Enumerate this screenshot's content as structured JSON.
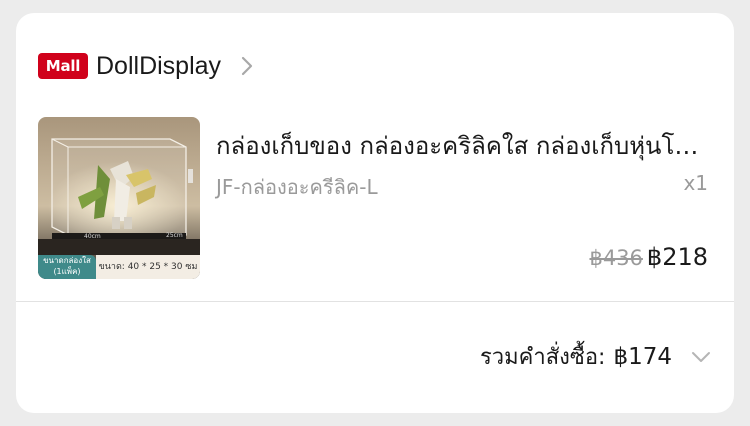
{
  "shop": {
    "badge": "Mall",
    "name": "DollDisplay",
    "chevron_icon": "chevron-right-icon"
  },
  "product": {
    "title": "กล่องเก็บของ กล่องอะคริลิคใส กล่องเก็บหุ่นโมเดล",
    "variant": "JF-กล่องอะครีลิค-L",
    "quantity": "x1",
    "price_original": "฿436",
    "price_current": "฿218",
    "image": {
      "caption_left": "ขนาดกล่องใส (1แพ็ค)",
      "caption_right": "ขนาด: 40 * 25 * 30 ซม"
    }
  },
  "order_total": {
    "label": "รวมคำสั่งซื้อ:",
    "value": "฿174",
    "chevron_icon": "chevron-down-icon"
  },
  "colors": {
    "mall_badge": "#d0011b",
    "muted_text": "#9a9a9a",
    "caption_teal": "#3f8a8a"
  }
}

**********

> **The task**: Identify each line in the entries with the word "icon" and copy it.

> **The result**:
    "chevron_icon": "chevron-right-icon"
    "chevron_icon": "chevron-down-icon"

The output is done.